• _Stated task A_:
Answer these questions about the email excerpt on DMA buffer APIs:
(i) Which struct returns a sg_table today?
(ii) What has Matthew been calling the "physical list"?
(iii) What approach does the excerpt propose instead of a data structure?

• _Excerpt_:
** Begin **

Am 22.01.25 um 15:37 schrieb Jason Gunthorpe:
>>>> My main interest has been what data structure is produced in the
>>>> attach APIs.
>>>>
>>>> Eg today we have a struct dma_buf_attachment that returns a sg_table.
>>>>
>>>> I'm expecting some kind of new data structure, lets call it "physical
>>>> list" that is some efficient coding of meta/addr/len tuples that works
>>>> well with the new DMA API. Matthew has been calling this thing phyr..
>> I would not use a data structure at all. Instead we should have something
>> like an iterator/cursor based approach similar to what the new DMA API is
>> doing.
> I'm certainly open to this idea. There may be some technical
> challenges, it is a big change from scatterlist today, and
> function-pointer-per-page sounds like bad performance if there are
> alot of pages..
>
> RDMA would probably have to stuff this immediately into something like
> a phyr anyhow because it needs to fully extent the thing being mapped
> to figure out what the HW page size and geometry should be - that
> would be trivial though, and a RDMA problem.

** End **

[Source data]
** Begin **

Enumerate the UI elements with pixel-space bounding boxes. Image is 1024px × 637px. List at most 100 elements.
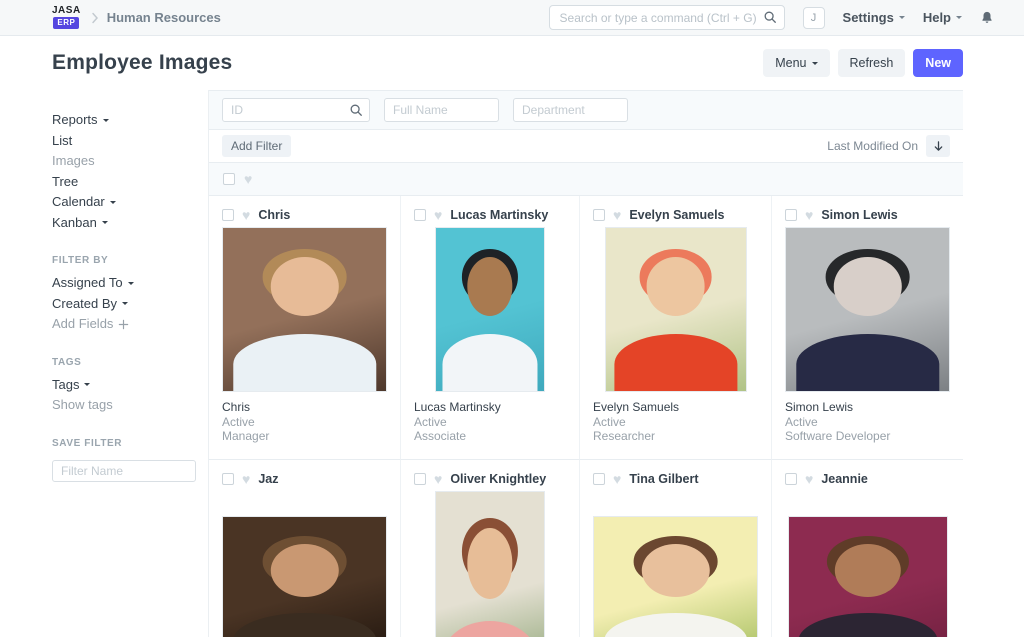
heart-icon[interactable]: ♥ — [434, 472, 442, 486]
chevron-down-icon — [956, 16, 962, 22]
help-label: Help — [923, 10, 951, 25]
heart-icon[interactable]: ♥ — [805, 208, 813, 222]
employee-photo[interactable] — [222, 516, 387, 637]
search-icon — [763, 10, 777, 29]
card-role: Manager — [222, 429, 387, 443]
heart-icon[interactable]: ♥ — [244, 172, 252, 186]
app-logo[interactable]: JASA ERP — [52, 6, 81, 29]
card-checkbox[interactable] — [785, 209, 797, 221]
card-checkbox[interactable] — [414, 209, 426, 221]
card-checkbox[interactable] — [414, 473, 426, 485]
full-name-filter-input[interactable] — [384, 98, 499, 122]
card-grid: ♥ Chris Chris Active Manager ♥ Lucas Mar… — [209, 196, 963, 637]
photo-head-shape — [833, 257, 901, 316]
sidebar-item-tree[interactable]: Tree — [52, 172, 196, 193]
save-filter-heading: SAVE FILTER — [52, 438, 196, 449]
employee-card: ♥ Jeannie Jeannie — [772, 460, 963, 637]
chevron-down-icon — [812, 62, 818, 68]
employee-card: ♥ Tina Gilbert Tina Gilbert — [580, 460, 772, 637]
sidebar-item-assigned-to[interactable]: Assigned To — [52, 273, 196, 294]
sidebar-item-reports[interactable]: Reports — [52, 110, 196, 131]
filter-toolbar: Add Filter Last Modified On — [209, 130, 963, 163]
page-title: Employee Images — [52, 51, 763, 75]
refresh-button[interactable]: Refresh — [838, 49, 906, 77]
employee-photo[interactable] — [785, 227, 950, 392]
heart-icon[interactable]: ♥ — [242, 208, 250, 222]
card-status: Active — [414, 415, 566, 429]
sidebar-item-images[interactable]: Images — [52, 151, 196, 172]
card-title[interactable]: Oliver Knightley — [450, 472, 546, 486]
plus-icon — [118, 319, 129, 330]
heart-icon[interactable]: ♥ — [242, 472, 250, 486]
image-view: Add Filter Last Modified On ♥ ♥ Chris — [209, 90, 963, 637]
department-filter-input[interactable] — [513, 98, 628, 122]
sidebar-item-add-fields[interactable]: Add Fields — [52, 314, 196, 335]
select-all-checkbox[interactable] — [223, 173, 235, 185]
sort-field-label[interactable]: Last Modified On — [827, 139, 918, 153]
navbar: JASA ERP Human Resources J Settings Help — [0, 0, 1024, 36]
employee-photo[interactable] — [435, 227, 545, 392]
card-checkbox[interactable] — [785, 473, 797, 485]
employee-card: ♥ Evelyn Samuels Evelyn Samuels Active R… — [580, 196, 772, 460]
card-title[interactable]: Jaz — [258, 472, 278, 486]
help-menu[interactable]: Help — [923, 10, 962, 25]
photo-head-shape — [646, 257, 705, 316]
card-title[interactable]: Evelyn Samuels — [629, 208, 724, 222]
sidebar-item-tags[interactable]: Tags — [52, 375, 196, 396]
photo-torso-shape — [614, 334, 737, 392]
breadcrumb-chevron-icon — [91, 12, 99, 24]
sort-direction-button[interactable] — [926, 135, 950, 157]
card-name[interactable]: Lucas Martinsky — [414, 400, 566, 414]
heart-icon[interactable]: ♥ — [805, 472, 813, 486]
add-filter-button[interactable]: Add Filter — [222, 135, 291, 157]
card-checkbox[interactable] — [222, 473, 234, 485]
settings-menu[interactable]: Settings — [843, 10, 905, 25]
employee-photo[interactable] — [788, 516, 948, 637]
chevron-down-icon — [128, 282, 134, 288]
search-input[interactable] — [549, 5, 785, 30]
sidebar-item-list[interactable]: List — [52, 131, 196, 152]
chevron-down-icon — [899, 16, 905, 22]
breadcrumb[interactable]: Human Resources — [107, 10, 221, 25]
chevron-down-icon — [122, 302, 128, 308]
card-title[interactable]: Jeannie — [821, 472, 868, 486]
employee-photo[interactable] — [435, 491, 545, 637]
card-role: Researcher — [593, 429, 758, 443]
card-checkbox[interactable] — [593, 209, 605, 221]
menu-button[interactable]: Menu — [763, 49, 829, 77]
card-role: Software Developer — [785, 429, 950, 443]
sidebar-item-show-tags[interactable]: Show tags — [52, 395, 196, 416]
card-role: Associate — [414, 429, 566, 443]
employee-card: ♥ Simon Lewis Simon Lewis Active Softwar… — [772, 196, 963, 460]
card-checkbox[interactable] — [222, 209, 234, 221]
chevron-down-icon — [103, 119, 109, 125]
employee-photo[interactable] — [222, 227, 387, 392]
chevron-down-icon — [84, 383, 90, 389]
notifications-bell-icon[interactable] — [980, 10, 994, 25]
card-title[interactable]: Chris — [258, 208, 290, 222]
employee-card: ♥ Lucas Martinsky Lucas Martinsky Active… — [401, 196, 580, 460]
card-name[interactable]: Simon Lewis — [785, 400, 950, 414]
photo-torso-shape — [796, 334, 939, 392]
sidebar-item-calendar[interactable]: Calendar — [52, 192, 196, 213]
employee-photo[interactable] — [605, 227, 747, 392]
new-button[interactable]: New — [913, 49, 963, 77]
filter-name-input[interactable] — [52, 460, 196, 482]
id-filter-input[interactable] — [222, 98, 370, 122]
heart-icon[interactable]: ♥ — [434, 208, 442, 222]
card-name[interactable]: Chris — [222, 400, 387, 414]
card-title[interactable]: Lucas Martinsky — [450, 208, 548, 222]
heart-icon[interactable]: ♥ — [613, 208, 621, 222]
logo-text: JASA — [52, 6, 81, 16]
chevron-down-icon — [110, 201, 116, 207]
card-title[interactable]: Tina Gilbert — [629, 472, 698, 486]
card-title[interactable]: Simon Lewis — [821, 208, 897, 222]
avatar[interactable]: J — [803, 7, 825, 29]
card-name[interactable]: Evelyn Samuels — [593, 400, 758, 414]
employee-photo[interactable] — [593, 516, 758, 637]
standard-filter-row — [209, 91, 963, 130]
card-checkbox[interactable] — [593, 473, 605, 485]
sidebar-item-kanban[interactable]: Kanban — [52, 213, 196, 234]
sidebar-item-created-by[interactable]: Created By — [52, 294, 196, 315]
heart-icon[interactable]: ♥ — [613, 472, 621, 486]
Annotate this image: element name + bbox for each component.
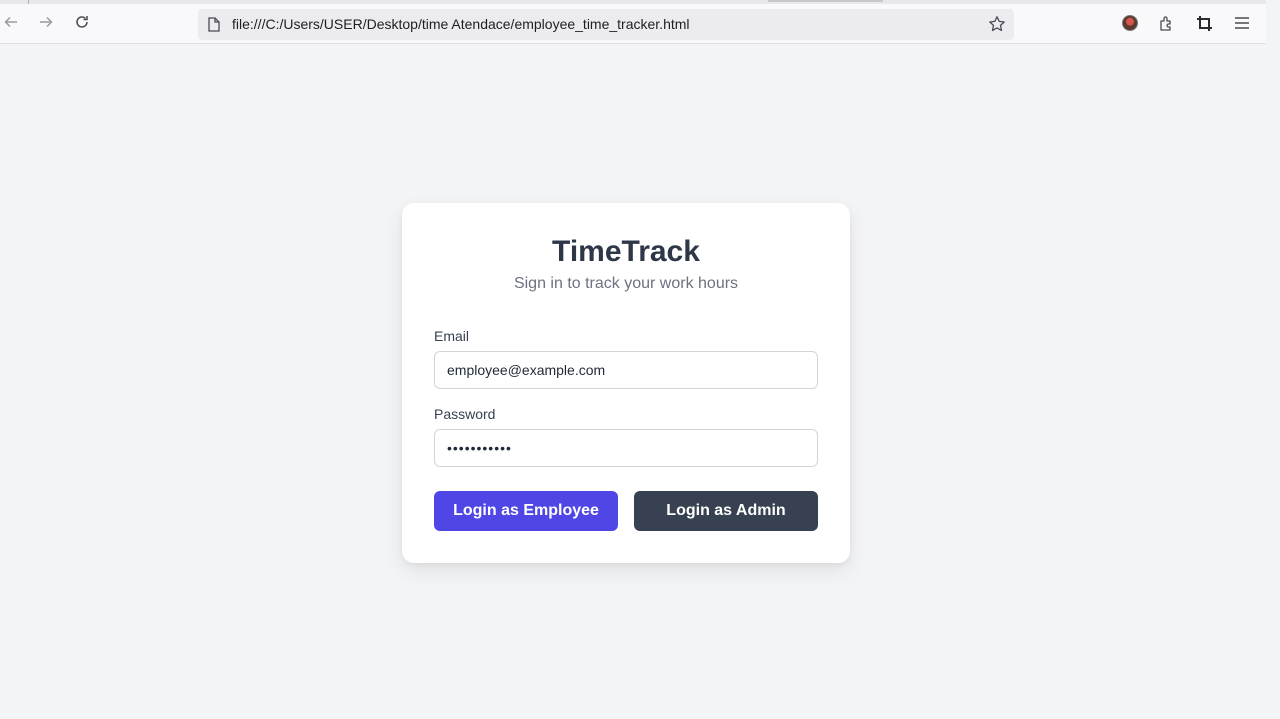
reload-button[interactable] [73, 13, 91, 31]
avatar [1122, 15, 1138, 31]
reload-icon [76, 16, 88, 28]
address-bar[interactable]: file:///C:/Users/USER/Desktop/time Atend… [198, 9, 1014, 40]
back-button[interactable] [2, 13, 20, 31]
arrow-left-icon [4, 16, 17, 28]
browser-toolbar: file:///C:/Users/USER/Desktop/time Atend… [0, 0, 1266, 44]
app-subtitle: Sign in to track your work hours [513, 275, 739, 292]
email-field[interactable] [434, 351, 818, 389]
email-label: Email [434, 328, 470, 344]
app-title: TimeTrack [552, 235, 700, 268]
tab-indicator [768, 0, 883, 2]
crop-screenshot-icon[interactable] [1195, 14, 1213, 32]
login-card: TimeTrack Sign in to track your work hou… [402, 203, 850, 563]
extensions-icon[interactable] [1157, 14, 1175, 32]
login-admin-button[interactable]: Login as Admin [634, 491, 818, 531]
password-field[interactable] [434, 429, 818, 467]
forward-button[interactable] [37, 13, 55, 31]
tab-divider [28, 0, 29, 4]
url-text: file:///C:/Users/USER/Desktop/time Atend… [232, 16, 690, 32]
menu-icon[interactable] [1233, 14, 1251, 32]
bookmark-star-icon[interactable] [988, 15, 1006, 38]
account-avatar-icon[interactable] [1121, 14, 1139, 32]
page-icon [208, 17, 220, 37]
tab-strip [0, 0, 1266, 4]
arrow-right-icon [40, 16, 53, 28]
login-employee-button[interactable]: Login as Employee [434, 491, 618, 531]
password-label: Password [434, 406, 496, 422]
page-scrollbar[interactable] [1266, 0, 1280, 719]
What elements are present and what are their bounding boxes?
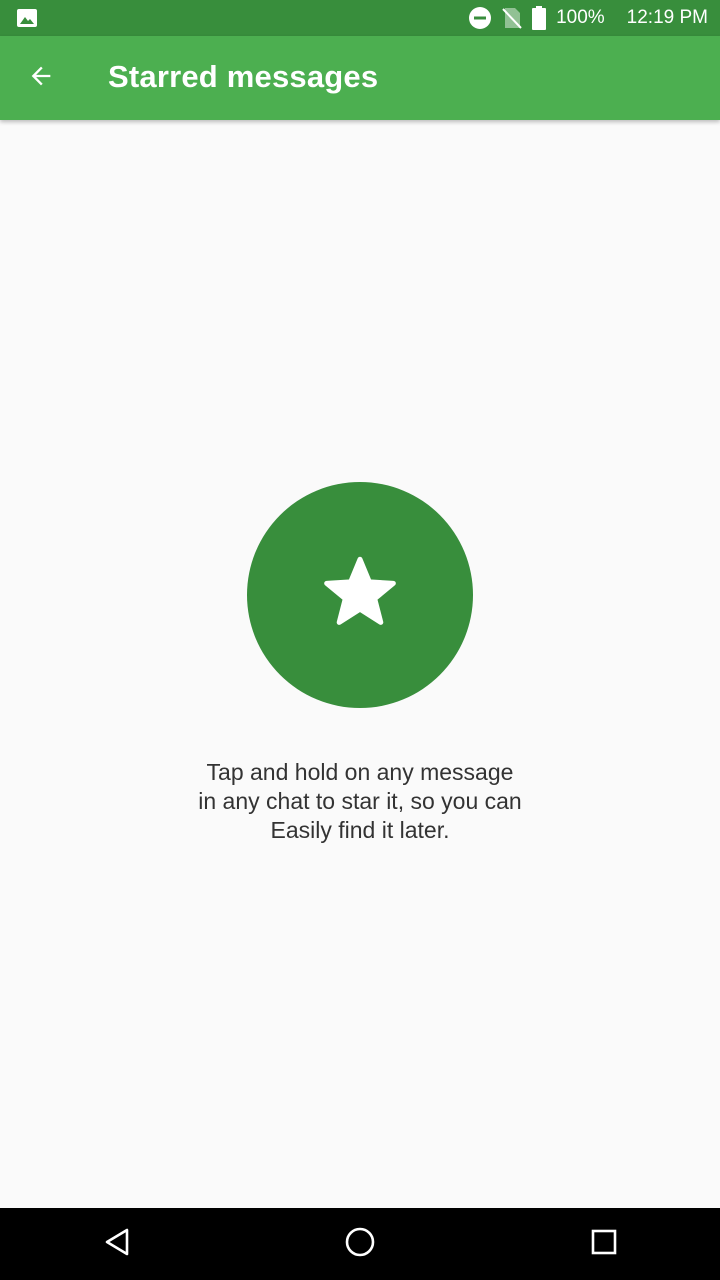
battery-icon — [532, 6, 547, 30]
nav-recents-button[interactable] — [582, 1222, 626, 1266]
status-bar: 100% 12:19 PM — [0, 0, 720, 36]
empty-state-line: in any chat to star it, so you can — [198, 788, 522, 814]
nav-home-button[interactable] — [338, 1222, 382, 1266]
page-title: Starred messages — [108, 59, 379, 94]
no-sim-icon — [502, 6, 522, 30]
recents-square-icon — [590, 1228, 618, 1261]
home-circle-icon — [344, 1226, 376, 1263]
back-button[interactable] — [14, 52, 68, 104]
nav-back-button[interactable] — [95, 1222, 139, 1266]
empty-state-message: Tap and hold on any message in any chat … — [110, 758, 610, 845]
app-bar: Starred messages — [0, 36, 720, 120]
navigation-bar — [0, 1208, 720, 1280]
battery-percent: 100% — [556, 7, 605, 28]
empty-state-line: Easily find it later. — [270, 817, 450, 843]
clock: 12:19 PM — [626, 7, 708, 28]
starred-empty-icon-circle — [247, 482, 473, 708]
do-not-disturb-icon — [468, 6, 492, 30]
back-triangle-icon — [103, 1227, 131, 1262]
star-icon — [317, 550, 403, 641]
empty-state-line: Tap and hold on any message — [206, 759, 514, 785]
arrow-back-icon — [27, 62, 55, 95]
status-icons: 100% 12:19 PM — [468, 0, 708, 36]
image-notification-icon — [16, 8, 38, 28]
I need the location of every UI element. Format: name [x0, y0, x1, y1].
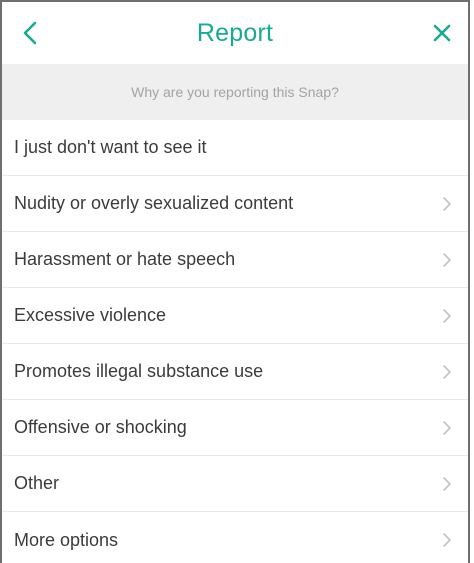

** End **

• _Stated task B_: Reproduce the lines of the records between the line holding "battery-icon — [532, 6, 547, 30]" and the line holding "recents-square-icon — [590, 1228, 618, 1261]", inclusive.

• _Written answer A_:
(i) struct dma_buf_attachment
(ii) phyr
(iii) An iterator/cursor based approach similar to what the new DMA API is doing

• _Written answer B_:
battery-icon — [532, 6, 547, 30]
nav-recents-button[interactable] — [582, 1222, 626, 1266]
status-bar: 100% 12:19 PM — [0, 0, 720, 36]
empty-state-line: in any chat to star it, so you can — [198, 788, 522, 814]
nav-home-button[interactable] — [338, 1222, 382, 1266]
page-title: Starred messages — [108, 59, 379, 94]
no-sim-icon — [502, 6, 522, 30]
recents-square-icon — [590, 1228, 618, 1261]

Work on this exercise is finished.